** START OF Record set **

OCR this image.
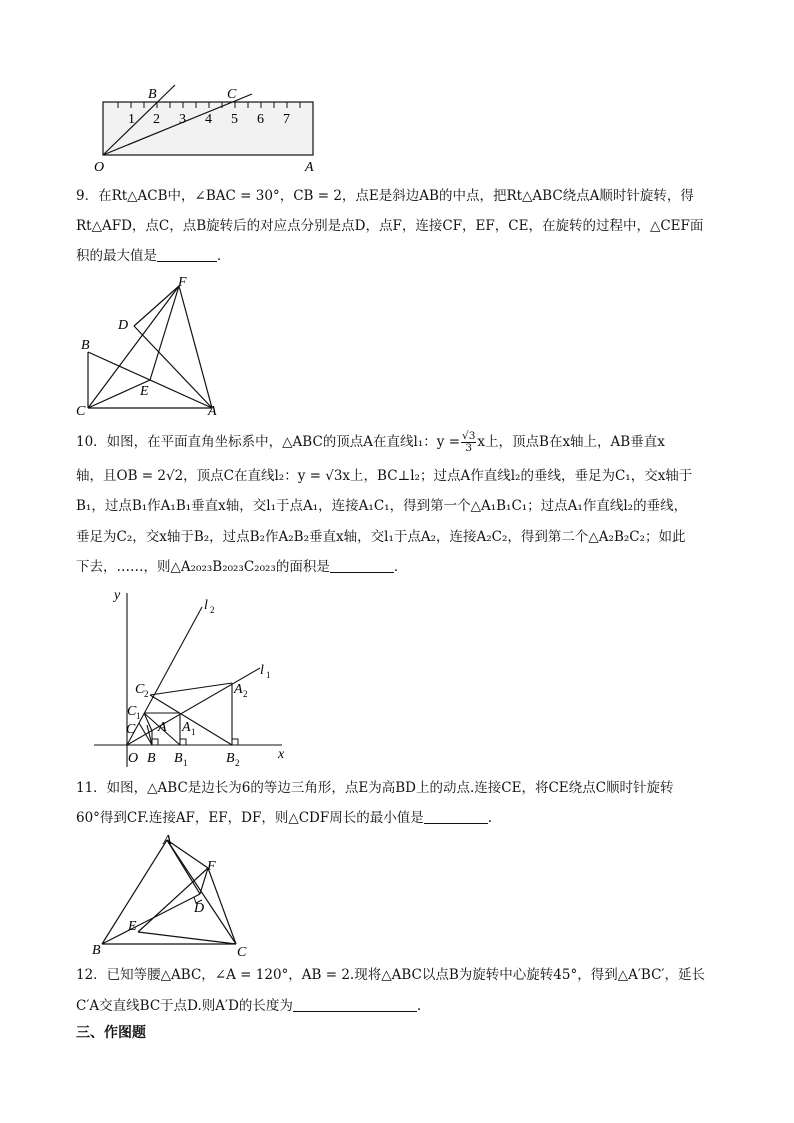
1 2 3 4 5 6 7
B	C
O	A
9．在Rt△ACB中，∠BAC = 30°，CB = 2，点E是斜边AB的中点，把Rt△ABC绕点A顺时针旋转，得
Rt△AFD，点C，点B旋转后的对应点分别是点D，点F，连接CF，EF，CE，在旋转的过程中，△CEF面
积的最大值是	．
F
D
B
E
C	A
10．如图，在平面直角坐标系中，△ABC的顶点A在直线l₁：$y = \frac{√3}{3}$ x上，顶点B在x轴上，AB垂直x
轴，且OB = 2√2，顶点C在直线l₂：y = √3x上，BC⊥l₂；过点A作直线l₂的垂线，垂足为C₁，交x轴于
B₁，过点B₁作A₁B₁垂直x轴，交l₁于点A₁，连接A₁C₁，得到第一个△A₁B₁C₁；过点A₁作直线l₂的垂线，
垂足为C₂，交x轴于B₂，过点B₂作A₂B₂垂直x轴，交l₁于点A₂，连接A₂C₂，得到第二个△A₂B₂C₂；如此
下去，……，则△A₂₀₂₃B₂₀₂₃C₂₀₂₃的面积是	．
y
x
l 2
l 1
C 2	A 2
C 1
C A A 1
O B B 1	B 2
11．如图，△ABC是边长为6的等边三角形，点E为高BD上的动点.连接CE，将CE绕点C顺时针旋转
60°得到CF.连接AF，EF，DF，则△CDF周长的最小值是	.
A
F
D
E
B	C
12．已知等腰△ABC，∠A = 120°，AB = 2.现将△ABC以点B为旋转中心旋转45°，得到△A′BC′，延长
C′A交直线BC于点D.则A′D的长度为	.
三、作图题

** END OF Record set **

◆ Directions for this task
Write out the material above again, word for word, minus its pictures.

◆ Complete answer
OCR this image.
1 2 3 4 5 6 7
B	C
O	A
9．在Rt△ACB中，∠BAC = 30°，CB = 2，点E是斜边AB的中点，把Rt△ABC绕点A顺时针旋转，得
Rt△AFD，点C，点B旋转后的对应点分别是点D，点F，连接CF，EF，CE，在旋转的过程中，△CEF面
积的最大值是	．
F
D
B
E
C	A
10．如图，在平面直角坐标系中，△ABC的顶点A在直线l₁：$y = \frac{√3}{3}$ x上，顶点B在x轴上，AB垂直x
轴，且OB = 2√2，顶点C在直线l₂：y = √3x上，BC⊥l₂；过点A作直线l₂的垂线，垂足为C₁，交x轴于
B₁，过点B₁作A₁B₁垂直x轴，交l₁于点A₁，连接A₁C₁，得到第一个△A₁B₁C₁；过点A₁作直线l₂的垂线，
垂足为C₂，交x轴于B₂，过点B₂作A₂B₂垂直x轴，交l₁于点A₂，连接A₂C₂，得到第二个△A₂B₂C₂；如此
下去，……，则△A₂₀₂₃B₂₀₂₃C₂₀₂₃的面积是	．
y
x
l 2
l 1
C 2	A 2
C 1
C A A 1
O B B 1	B 2
11．如图，△ABC是边长为6的等边三角形，点E为高BD上的动点.连接CE，将CE绕点C顺时针旋转
60°得到CF.连接AF，EF，DF，则△CDF周长的最小值是	.
A
F
D
E
B	C
12．已知等腰△ABC，∠A = 120°，AB = 2.现将△ABC以点B为旋转中心旋转45°，得到△A′BC′，延长
C′A交直线BC于点D.则A′D的长度为	.
三、作图题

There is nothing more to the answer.